WHAT NEEDS TO BE DONE:
Transcribe every record that appears below, exactly and in full.

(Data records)
-------------------------

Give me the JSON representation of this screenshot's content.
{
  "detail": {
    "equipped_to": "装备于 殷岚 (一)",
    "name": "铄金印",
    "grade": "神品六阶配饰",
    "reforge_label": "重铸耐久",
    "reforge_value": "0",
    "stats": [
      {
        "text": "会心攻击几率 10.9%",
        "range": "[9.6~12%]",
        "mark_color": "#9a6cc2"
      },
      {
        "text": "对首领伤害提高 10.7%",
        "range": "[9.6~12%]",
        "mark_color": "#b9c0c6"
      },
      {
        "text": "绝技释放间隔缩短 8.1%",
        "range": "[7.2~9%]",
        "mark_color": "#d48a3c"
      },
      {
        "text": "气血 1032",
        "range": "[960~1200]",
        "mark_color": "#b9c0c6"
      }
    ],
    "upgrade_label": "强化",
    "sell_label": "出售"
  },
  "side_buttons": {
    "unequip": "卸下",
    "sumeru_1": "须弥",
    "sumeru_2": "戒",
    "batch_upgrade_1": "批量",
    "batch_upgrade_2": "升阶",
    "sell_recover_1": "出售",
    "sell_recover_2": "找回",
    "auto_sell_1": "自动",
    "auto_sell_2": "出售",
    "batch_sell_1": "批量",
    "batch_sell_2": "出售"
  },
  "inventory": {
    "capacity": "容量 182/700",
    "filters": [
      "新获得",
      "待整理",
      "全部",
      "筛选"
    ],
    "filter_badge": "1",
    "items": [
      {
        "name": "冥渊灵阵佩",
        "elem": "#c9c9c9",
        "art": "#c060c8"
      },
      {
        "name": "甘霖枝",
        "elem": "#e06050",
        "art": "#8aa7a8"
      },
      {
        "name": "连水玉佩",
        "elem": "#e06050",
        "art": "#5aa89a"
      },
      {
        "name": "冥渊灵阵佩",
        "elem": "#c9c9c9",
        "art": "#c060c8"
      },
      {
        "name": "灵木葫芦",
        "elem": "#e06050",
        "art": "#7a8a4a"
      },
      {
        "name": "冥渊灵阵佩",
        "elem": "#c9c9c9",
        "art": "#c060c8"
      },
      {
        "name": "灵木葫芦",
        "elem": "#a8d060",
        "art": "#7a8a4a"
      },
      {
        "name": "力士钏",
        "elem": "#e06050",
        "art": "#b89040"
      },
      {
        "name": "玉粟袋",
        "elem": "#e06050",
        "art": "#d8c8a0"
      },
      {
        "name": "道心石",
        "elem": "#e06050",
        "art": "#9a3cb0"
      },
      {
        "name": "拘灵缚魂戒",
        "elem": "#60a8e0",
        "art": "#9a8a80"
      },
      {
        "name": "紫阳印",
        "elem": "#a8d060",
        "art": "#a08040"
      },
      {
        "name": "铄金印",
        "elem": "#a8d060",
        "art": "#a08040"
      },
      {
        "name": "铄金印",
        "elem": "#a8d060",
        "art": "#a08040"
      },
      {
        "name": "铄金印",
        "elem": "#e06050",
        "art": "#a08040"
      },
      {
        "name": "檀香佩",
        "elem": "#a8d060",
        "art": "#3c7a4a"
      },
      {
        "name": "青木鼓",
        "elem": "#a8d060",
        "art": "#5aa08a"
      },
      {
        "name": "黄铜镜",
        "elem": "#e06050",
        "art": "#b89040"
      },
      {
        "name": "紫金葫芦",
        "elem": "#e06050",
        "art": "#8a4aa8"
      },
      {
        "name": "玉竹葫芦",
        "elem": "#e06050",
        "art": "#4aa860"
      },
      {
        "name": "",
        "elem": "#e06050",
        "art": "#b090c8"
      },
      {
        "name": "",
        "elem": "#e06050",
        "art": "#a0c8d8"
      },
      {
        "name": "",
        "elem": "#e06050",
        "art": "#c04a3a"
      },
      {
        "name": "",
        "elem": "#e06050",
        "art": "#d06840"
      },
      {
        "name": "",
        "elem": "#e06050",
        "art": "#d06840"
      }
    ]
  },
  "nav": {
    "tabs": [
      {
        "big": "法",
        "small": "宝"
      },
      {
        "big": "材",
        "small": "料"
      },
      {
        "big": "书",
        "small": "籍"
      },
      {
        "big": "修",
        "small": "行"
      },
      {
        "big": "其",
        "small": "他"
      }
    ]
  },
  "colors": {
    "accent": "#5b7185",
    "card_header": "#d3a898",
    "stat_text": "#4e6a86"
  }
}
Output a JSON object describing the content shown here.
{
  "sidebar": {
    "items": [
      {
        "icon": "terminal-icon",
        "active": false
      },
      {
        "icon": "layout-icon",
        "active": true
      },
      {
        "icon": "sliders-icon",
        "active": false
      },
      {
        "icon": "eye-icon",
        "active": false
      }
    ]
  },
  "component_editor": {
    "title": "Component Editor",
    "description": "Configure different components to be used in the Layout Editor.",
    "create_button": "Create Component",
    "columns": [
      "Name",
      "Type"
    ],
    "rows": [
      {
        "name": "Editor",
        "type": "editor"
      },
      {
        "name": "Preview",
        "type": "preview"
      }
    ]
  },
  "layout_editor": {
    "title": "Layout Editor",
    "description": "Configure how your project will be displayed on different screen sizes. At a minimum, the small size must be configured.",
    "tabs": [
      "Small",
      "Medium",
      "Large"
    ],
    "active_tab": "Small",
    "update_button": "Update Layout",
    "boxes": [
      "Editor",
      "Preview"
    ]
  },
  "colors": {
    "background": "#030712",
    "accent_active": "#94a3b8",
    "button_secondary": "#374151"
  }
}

-------------------------

SOLUTION FOR THIS TASK:
Give me the JSON representation of this screenshot's content.
{
  "detail": {
    "equipped_to": "装备于 殷岚 (一)",
    "name": "铄金印",
    "grade": "神品六阶配饰",
    "reforge_label": "重铸耐久",
    "reforge_value": "0",
    "stats": [
      {
        "text": "会心攻击几率 10.9%",
        "range": "[9.6~12%]",
        "mark_color": "#9a6cc2"
      },
      {
        "text": "对首领伤害提高 10.7%",
        "range": "[9.6~12%]",
        "mark_color": "#b9c0c6"
      },
      {
        "text": "绝技释放间隔缩短 8.1%",
        "range": "[7.2~9%]",
        "mark_color": "#d48a3c"
      },
      {
        "text": "气血 1032",
        "range": "[960~1200]",
        "mark_color": "#b9c0c6"
      }
    ],
    "upgrade_label": "强化",
    "sell_label": "出售"
  },
  "side_buttons": {
    "unequip": "卸下",
    "sumeru_1": "须弥",
    "sumeru_2": "戒",
    "batch_upgrade_1": "批量",
    "batch_upgrade_2": "升阶",
    "sell_recover_1": "出售",
    "sell_recover_2": "找回",
    "auto_sell_1": "自动",
    "auto_sell_2": "出售",
    "batch_sell_1": "批量",
    "batch_sell_2": "出售"
  },
  "inventory": {
    "capacity": "容量 182/700",
    "filters": [
      "新获得",
      "待整理",
      "全部",
      "筛选"
    ],
    "filter_badge": "1",
    "items": [
      {
        "name": "冥渊灵阵佩",
        "elem": "#c9c9c9",
        "art": "#c060c8"
      },
      {
        "name": "甘霖枝",
        "elem": "#e06050",
        "art": "#8aa7a8"
      },
      {
        "name": "连水玉佩",
        "elem": "#e06050",
        "art": "#5aa89a"
      },
      {
        "name": "冥渊灵阵佩",
        "elem": "#c9c9c9",
        "art": "#c060c8"
      },
      {
        "name": "灵木葫芦",
        "elem": "#e06050",
        "art": "#7a8a4a"
      },
      {
        "name": "冥渊灵阵佩",
        "elem": "#c9c9c9",
        "art": "#c060c8"
      },
      {
        "name": "灵木葫芦",
        "elem": "#a8d060",
        "art": "#7a8a4a"
      },
      {
        "name": "力士钏",
        "elem": "#e06050",
        "art": "#b89040"
      },
      {
        "name": "玉粟袋",
        "elem": "#e06050",
        "art": "#d8c8a0"
      },
      {
        "name": "道心石",
        "elem": "#e06050",
        "art": "#9a3cb0"
      },
      {
        "name": "拘灵缚魂戒",
        "elem": "#60a8e0",
        "art": "#9a8a80"
      },
      {
        "name": "紫阳印",
        "elem": "#a8d060",
        "art": "#a08040"
      },
      {
        "name": "铄金印",
        "elem": "#a8d060",
        "art": "#a08040"
      },
      {
        "name": "铄金印",
        "elem": "#a8d060",
        "art": "#a08040"
      },
      {
        "name": "铄金印",
        "elem": "#e06050",
        "art": "#a08040"
      },
      {
        "name": "檀香佩",
        "elem": "#a8d060",
        "art": "#3c7a4a"
      },
      {
        "name": "青木鼓",
        "elem": "#a8d060",
        "art": "#5aa08a"
      },
      {
        "name": "黄铜镜",
        "elem": "#e06050",
        "art": "#b89040"
      },
      {
        "name": "紫金葫芦",
        "elem": "#e06050",
        "art": "#8a4aa8"
      },
      {
        "name": "玉竹葫芦",
        "elem": "#e06050",
        "art": "#4aa860"
      },
      {
        "name": "",
        "elem": "#e06050",
        "art": "#b090c8"
      },
      {
        "name": "",
        "elem": "#e06050",
        "art": "#a0c8d8"
      },
      {
        "name": "",
        "elem": "#e06050",
        "art": "#c04a3a"
      },
      {
        "name": "",
        "elem": "#e06050",
        "art": "#d06840"
      },
      {
        "name": "",
        "elem": "#e06050",
        "art": "#d06840"
      }
    ]
  },
  "nav": {
    "tabs": [
      {
        "big": "法",
        "small": "宝"
      },
      {
        "big": "材",
        "small": "料"
      },
      {
        "big": "书",
        "small": "籍"
      },
      {
        "big": "修",
        "small": "行"
      },
      {
        "big": "其",
        "small": "他"
      }
    ]
  },
  "colors": {
    "accent": "#5b7185",
    "card_header": "#d3a898",
    "stat_text": "#4e6a86"
  }
}
Output a JSON object describing the content shown here.
{
  "sidebar": {
    "items": [
      {
        "icon": "terminal-icon",
        "active": false
      },
      {
        "icon": "layout-icon",
        "active": true
      },
      {
        "icon": "sliders-icon",
        "active": false
      },
      {
        "icon": "eye-icon",
        "active": false
      }
    ]
  },
  "component_editor": {
    "title": "Component Editor",
    "description": "Configure different components to be used in the Layout Editor.",
    "create_button": "Create Component",
    "columns": [
      "Name",
      "Type"
    ],
    "rows": [
      {
        "name": "Editor",
        "type": "editor"
      },
      {
        "name": "Preview",
        "type": "preview"
      }
    ]
  },
  "layout_editor": {
    "title": "Layout Editor",
    "description": "Configure how your project will be displayed on different screen sizes. At a minimum, the small size must be configured.",
    "tabs": [
      "Small",
      "Medium",
      "Large"
    ],
    "active_tab": "Small",
    "update_button": "Update Layout",
    "boxes": [
      "Editor",
      "Preview"
    ]
  },
  "colors": {
    "background": "#030712",
    "accent_active": "#94a3b8",
    "button_secondary": "#374151"
  }
}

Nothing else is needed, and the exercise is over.